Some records
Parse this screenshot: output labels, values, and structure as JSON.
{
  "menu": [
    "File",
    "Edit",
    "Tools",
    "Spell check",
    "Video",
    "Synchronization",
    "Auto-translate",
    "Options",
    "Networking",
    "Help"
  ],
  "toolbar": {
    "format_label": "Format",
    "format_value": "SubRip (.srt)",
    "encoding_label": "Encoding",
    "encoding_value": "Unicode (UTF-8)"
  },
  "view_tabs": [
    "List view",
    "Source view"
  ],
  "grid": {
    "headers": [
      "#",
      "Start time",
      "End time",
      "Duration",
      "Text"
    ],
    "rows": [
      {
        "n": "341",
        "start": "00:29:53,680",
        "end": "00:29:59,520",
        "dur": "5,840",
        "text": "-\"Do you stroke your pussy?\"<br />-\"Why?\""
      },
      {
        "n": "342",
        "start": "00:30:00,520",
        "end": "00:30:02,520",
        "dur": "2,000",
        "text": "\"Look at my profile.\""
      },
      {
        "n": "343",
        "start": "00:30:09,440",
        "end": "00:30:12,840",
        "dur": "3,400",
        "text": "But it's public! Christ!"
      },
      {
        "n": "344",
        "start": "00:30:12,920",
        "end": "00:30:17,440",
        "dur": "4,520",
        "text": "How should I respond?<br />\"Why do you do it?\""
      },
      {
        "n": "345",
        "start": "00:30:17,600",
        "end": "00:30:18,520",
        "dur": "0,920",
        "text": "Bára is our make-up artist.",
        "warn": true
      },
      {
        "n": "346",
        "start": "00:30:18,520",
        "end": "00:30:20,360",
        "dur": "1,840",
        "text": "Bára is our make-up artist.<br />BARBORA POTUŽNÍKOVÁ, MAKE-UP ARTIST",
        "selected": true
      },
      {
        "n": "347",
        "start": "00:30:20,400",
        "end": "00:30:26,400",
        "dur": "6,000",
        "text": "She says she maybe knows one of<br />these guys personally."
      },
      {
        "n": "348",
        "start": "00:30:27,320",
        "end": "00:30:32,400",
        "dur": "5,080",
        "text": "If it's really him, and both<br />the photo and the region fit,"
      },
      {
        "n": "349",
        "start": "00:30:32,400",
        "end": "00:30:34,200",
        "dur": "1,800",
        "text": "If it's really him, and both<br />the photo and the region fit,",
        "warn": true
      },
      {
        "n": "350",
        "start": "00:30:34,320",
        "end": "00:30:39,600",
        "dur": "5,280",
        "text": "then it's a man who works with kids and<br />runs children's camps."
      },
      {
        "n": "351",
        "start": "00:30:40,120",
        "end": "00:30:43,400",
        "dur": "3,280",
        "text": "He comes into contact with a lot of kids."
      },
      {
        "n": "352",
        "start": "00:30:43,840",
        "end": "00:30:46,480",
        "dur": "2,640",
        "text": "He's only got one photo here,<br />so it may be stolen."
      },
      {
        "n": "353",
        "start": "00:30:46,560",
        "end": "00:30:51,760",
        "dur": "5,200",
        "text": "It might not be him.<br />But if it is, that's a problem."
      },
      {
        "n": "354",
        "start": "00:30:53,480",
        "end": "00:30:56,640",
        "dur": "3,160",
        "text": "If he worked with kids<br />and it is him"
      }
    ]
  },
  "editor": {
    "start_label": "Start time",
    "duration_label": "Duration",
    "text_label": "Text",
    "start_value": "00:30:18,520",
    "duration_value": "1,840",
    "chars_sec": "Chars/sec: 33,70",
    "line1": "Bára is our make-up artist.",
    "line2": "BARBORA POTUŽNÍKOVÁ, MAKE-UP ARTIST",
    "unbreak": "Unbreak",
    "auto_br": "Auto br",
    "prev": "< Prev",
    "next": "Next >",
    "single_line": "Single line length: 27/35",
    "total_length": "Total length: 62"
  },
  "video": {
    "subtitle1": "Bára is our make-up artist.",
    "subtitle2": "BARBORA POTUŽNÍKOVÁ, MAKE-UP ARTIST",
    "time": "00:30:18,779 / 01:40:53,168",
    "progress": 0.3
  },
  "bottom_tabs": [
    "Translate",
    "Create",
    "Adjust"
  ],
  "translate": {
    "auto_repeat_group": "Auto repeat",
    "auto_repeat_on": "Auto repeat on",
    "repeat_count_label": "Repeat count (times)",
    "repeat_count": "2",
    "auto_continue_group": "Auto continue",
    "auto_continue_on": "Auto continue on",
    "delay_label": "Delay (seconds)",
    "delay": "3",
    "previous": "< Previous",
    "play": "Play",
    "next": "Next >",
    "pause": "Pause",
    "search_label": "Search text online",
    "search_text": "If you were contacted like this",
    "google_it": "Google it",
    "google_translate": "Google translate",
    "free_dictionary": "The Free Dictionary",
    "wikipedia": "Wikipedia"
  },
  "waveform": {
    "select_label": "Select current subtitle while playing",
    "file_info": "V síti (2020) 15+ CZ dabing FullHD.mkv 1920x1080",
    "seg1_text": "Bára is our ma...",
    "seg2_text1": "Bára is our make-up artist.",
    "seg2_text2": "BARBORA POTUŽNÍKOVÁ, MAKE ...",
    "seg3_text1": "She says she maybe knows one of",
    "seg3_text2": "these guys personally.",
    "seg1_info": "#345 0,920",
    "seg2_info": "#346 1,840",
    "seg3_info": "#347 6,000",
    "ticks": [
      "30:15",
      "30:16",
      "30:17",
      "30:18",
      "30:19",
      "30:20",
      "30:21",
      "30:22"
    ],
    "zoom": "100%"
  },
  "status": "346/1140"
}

Written task » Would you copy out each line exactly as written?

Written answer »
Parse this screenshot: output labels, values, and structure as JSON.
{
  "menu": [
    "File",
    "Edit",
    "Tools",
    "Spell check",
    "Video",
    "Synchronization",
    "Auto-translate",
    "Options",
    "Networking",
    "Help"
  ],
  "toolbar": {
    "format_label": "Format",
    "format_value": "SubRip (.srt)",
    "encoding_label": "Encoding",
    "encoding_value": "Unicode (UTF-8)"
  },
  "view_tabs": [
    "List view",
    "Source view"
  ],
  "grid": {
    "headers": [
      "#",
      "Start time",
      "End time",
      "Duration",
      "Text"
    ],
    "rows": [
      {
        "n": "341",
        "start": "00:29:53,680",
        "end": "00:29:59,520",
        "dur": "5,840",
        "text": "-\"Do you stroke your pussy?\"<br />-\"Why?\""
      },
      {
        "n": "342",
        "start": "00:30:00,520",
        "end": "00:30:02,520",
        "dur": "2,000",
        "text": "\"Look at my profile.\""
      },
      {
        "n": "343",
        "start": "00:30:09,440",
        "end": "00:30:12,840",
        "dur": "3,400",
        "text": "But it's public! Christ!"
      },
      {
        "n": "344",
        "start": "00:30:12,920",
        "end": "00:30:17,440",
        "dur": "4,520",
        "text": "How should I respond?<br />\"Why do you do it?\""
      },
      {
        "n": "345",
        "start": "00:30:17,600",
        "end": "00:30:18,520",
        "dur": "0,920",
        "text": "Bára is our make-up artist.",
        "warn": true
      },
      {
        "n": "346",
        "start": "00:30:18,520",
        "end": "00:30:20,360",
        "dur": "1,840",
        "text": "Bára is our make-up artist.<br />BARBORA POTUŽNÍKOVÁ, MAKE-UP ARTIST",
        "selected": true
      },
      {
        "n": "347",
        "start": "00:30:20,400",
        "end": "00:30:26,400",
        "dur": "6,000",
        "text": "She says she maybe knows one of<br />these guys personally."
      },
      {
        "n": "348",
        "start": "00:30:27,320",
        "end": "00:30:32,400",
        "dur": "5,080",
        "text": "If it's really him, and both<br />the photo and the region fit,"
      },
      {
        "n": "349",
        "start": "00:30:32,400",
        "end": "00:30:34,200",
        "dur": "1,800",
        "text": "If it's really him, and both<br />the photo and the region fit,",
        "warn": true
      },
      {
        "n": "350",
        "start": "00:30:34,320",
        "end": "00:30:39,600",
        "dur": "5,280",
        "text": "then it's a man who works with kids and<br />runs children's camps."
      },
      {
        "n": "351",
        "start": "00:30:40,120",
        "end": "00:30:43,400",
        "dur": "3,280",
        "text": "He comes into contact with a lot of kids."
      },
      {
        "n": "352",
        "start": "00:30:43,840",
        "end": "00:30:46,480",
        "dur": "2,640",
        "text": "He's only got one photo here,<br />so it may be stolen."
      },
      {
        "n": "353",
        "start": "00:30:46,560",
        "end": "00:30:51,760",
        "dur": "5,200",
        "text": "It might not be him.<br />But if it is, that's a problem."
      },
      {
        "n": "354",
        "start": "00:30:53,480",
        "end": "00:30:56,640",
        "dur": "3,160",
        "text": "If he worked with kids<br />and it is him"
      }
    ]
  },
  "editor": {
    "start_label": "Start time",
    "duration_label": "Duration",
    "text_label": "Text",
    "start_value": "00:30:18,520",
    "duration_value": "1,840",
    "chars_sec": "Chars/sec: 33,70",
    "line1": "Bára is our make-up artist.",
    "line2": "BARBORA POTUŽNÍKOVÁ, MAKE-UP ARTIST",
    "unbreak": "Unbreak",
    "auto_br": "Auto br",
    "prev": "< Prev",
    "next": "Next >",
    "single_line": "Single line length: 27/35",
    "total_length": "Total length: 62"
  },
  "video": {
    "subtitle1": "Bára is our make-up artist.",
    "subtitle2": "BARBORA POTUŽNÍKOVÁ, MAKE-UP ARTIST",
    "time": "00:30:18,779 / 01:40:53,168",
    "progress": 0.3
  },
  "bottom_tabs": [
    "Translate",
    "Create",
    "Adjust"
  ],
  "translate": {
    "auto_repeat_group": "Auto repeat",
    "auto_repeat_on": "Auto repeat on",
    "repeat_count_label": "Repeat count (times)",
    "repeat_count": "2",
    "auto_continue_group": "Auto continue",
    "auto_continue_on": "Auto continue on",
    "delay_label": "Delay (seconds)",
    "delay": "3",
    "previous": "< Previous",
    "play": "Play",
    "next": "Next >",
    "pause": "Pause",
    "search_label": "Search text online",
    "search_text": "If you were contacted like this",
    "google_it": "Google it",
    "google_translate": "Google translate",
    "free_dictionary": "The Free Dictionary",
    "wikipedia": "Wikipedia"
  },
  "waveform": {
    "select_label": "Select current subtitle while playing",
    "file_info": "V síti (2020) 15+ CZ dabing FullHD.mkv 1920x1080",
    "seg1_text": "Bára is our ma...",
    "seg2_text1": "Bára is our make-up artist.",
    "seg2_text2": "BARBORA POTUŽNÍKOVÁ, MAKE ...",
    "seg3_text1": "She says she maybe knows one of",
    "seg3_text2": "these guys personally.",
    "seg1_info": "#345 0,920",
    "seg2_info": "#346 1,840",
    "seg3_info": "#347 6,000",
    "ticks": [
      "30:15",
      "30:16",
      "30:17",
      "30:18",
      "30:19",
      "30:20",
      "30:21",
      "30:22"
    ],
    "zoom": "100%"
  },
  "status": "346/1140"
}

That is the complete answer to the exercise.